• DATA PROVIDED:
• • • • • • •

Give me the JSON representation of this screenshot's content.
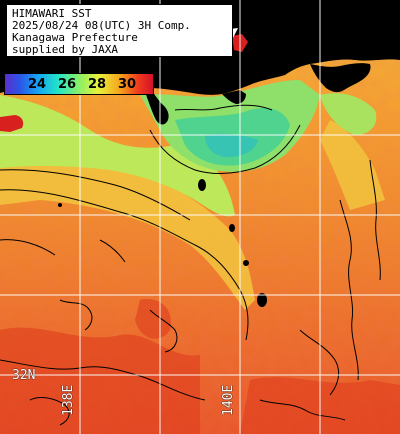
{
  "title_lines": [
    "HIMAWARI SST",
    "2025/08/24 08(UTC) 3H Comp.",
    "Kanagawa Prefecture",
    "supplied by JAXA"
  ],
  "legend": {
    "ticks": [
      "24",
      "26",
      "28",
      "30"
    ],
    "colors": [
      "#5a2fcb",
      "#2b55e6",
      "#16a2f4",
      "#22e5c7",
      "#8af067",
      "#e8f23a",
      "#f5a21c",
      "#f03a1d",
      "#d4122a"
    ]
  },
  "grid_labels": {
    "lat": "32N",
    "lon_1": "138E",
    "lon_2": "140E"
  },
  "colors": {
    "land": "#000000",
    "warm_sea": "#ee6a2a",
    "cool_sea": "#8fe06a",
    "grid": "#ffffff",
    "contour": "#000000"
  }
}
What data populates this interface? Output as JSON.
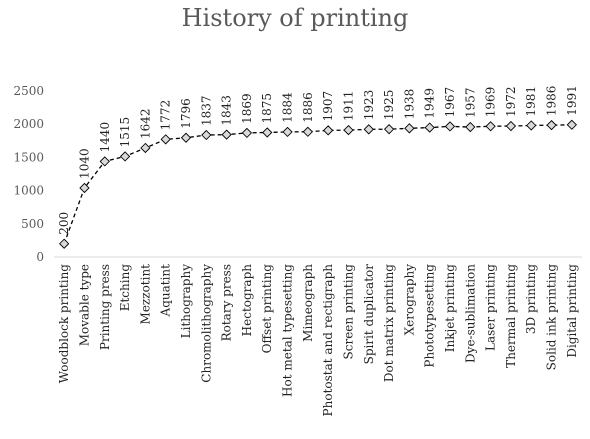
{
  "chart_data": {
    "type": "line",
    "title": "History of printing",
    "xlabel": "",
    "ylabel": "",
    "ylim": [
      0,
      2500
    ],
    "yticks": [
      0,
      500,
      1000,
      1500,
      2000,
      2500
    ],
    "grid": false,
    "legend": "none",
    "line_style": "dashed",
    "marker": "diamond",
    "colors": {
      "line": "#000000",
      "marker_fill": "#d9d9d9",
      "marker_stroke": "#000000",
      "axis": "#d9d9d9"
    },
    "categories": [
      "Woodblock printing",
      "Movable type",
      "Printing press",
      "Etching",
      "Mezzotint",
      "Aquatint",
      "Lithography",
      "Chromolithography",
      "Rotary press",
      "Hectograph",
      "Offset printing",
      "Hot metal typesetting",
      "Mimeograph",
      "Photostat and rectigraph",
      "Screen printing",
      "Spirit duplicator",
      "Dot matrix printing",
      "Xerography",
      "Phototypesetting",
      "Inkjet printing",
      "Dye-sublimation",
      "Laser printing",
      "Thermal printing",
      "3D printing",
      "Solid ink printing",
      "Digital printing"
    ],
    "values": [
      200,
      1040,
      1440,
      1515,
      1642,
      1772,
      1796,
      1837,
      1843,
      1869,
      1875,
      1884,
      1886,
      1907,
      1911,
      1923,
      1925,
      1938,
      1949,
      1967,
      1957,
      1969,
      1972,
      1981,
      1986,
      1991
    ]
  }
}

• • • • • • •

• YOUR OBJECTIVE:
Repeat the material above in full and exactly, omitting the pictures.

• FINISHED ANSWER:
Give me the JSON representation of this screenshot's content.
{
  "title_lines": [
    "HIMAWARI SST",
    "2025/08/24 08(UTC) 3H Comp.",
    "Kanagawa Prefecture",
    "supplied by JAXA"
  ],
  "legend": {
    "ticks": [
      "24",
      "26",
      "28",
      "30"
    ],
    "colors": [
      "#5a2fcb",
      "#2b55e6",
      "#16a2f4",
      "#22e5c7",
      "#8af067",
      "#e8f23a",
      "#f5a21c",
      "#f03a1d",
      "#d4122a"
    ]
  },
  "grid_labels": {
    "lat": "32N",
    "lon_1": "138E",
    "lon_2": "140E"
  },
  "colors": {
    "land": "#000000",
    "warm_sea": "#ee6a2a",
    "cool_sea": "#8fe06a",
    "grid": "#ffffff",
    "contour": "#000000"
  }
}
What data populates this interface? Output as JSON.
{
  "chart_data": {
    "type": "line",
    "title": "History of printing",
    "xlabel": "",
    "ylabel": "",
    "ylim": [
      0,
      2500
    ],
    "yticks": [
      0,
      500,
      1000,
      1500,
      2000,
      2500
    ],
    "grid": false,
    "legend": "none",
    "line_style": "dashed",
    "marker": "diamond",
    "colors": {
      "line": "#000000",
      "marker_fill": "#d9d9d9",
      "marker_stroke": "#000000",
      "axis": "#d9d9d9"
    },
    "categories": [
      "Woodblock printing",
      "Movable type",
      "Printing press",
      "Etching",
      "Mezzotint",
      "Aquatint",
      "Lithography",
      "Chromolithography",
      "Rotary press",
      "Hectograph",
      "Offset printing",
      "Hot metal typesetting",
      "Mimeograph",
      "Photostat and rectigraph",
      "Screen printing",
      "Spirit duplicator",
      "Dot matrix printing",
      "Xerography",
      "Phototypesetting",
      "Inkjet printing",
      "Dye-sublimation",
      "Laser printing",
      "Thermal printing",
      "3D printing",
      "Solid ink printing",
      "Digital printing"
    ],
    "values": [
      200,
      1040,
      1440,
      1515,
      1642,
      1772,
      1796,
      1837,
      1843,
      1869,
      1875,
      1884,
      1886,
      1907,
      1911,
      1923,
      1925,
      1938,
      1949,
      1967,
      1957,
      1969,
      1972,
      1981,
      1986,
      1991
    ]
  }
}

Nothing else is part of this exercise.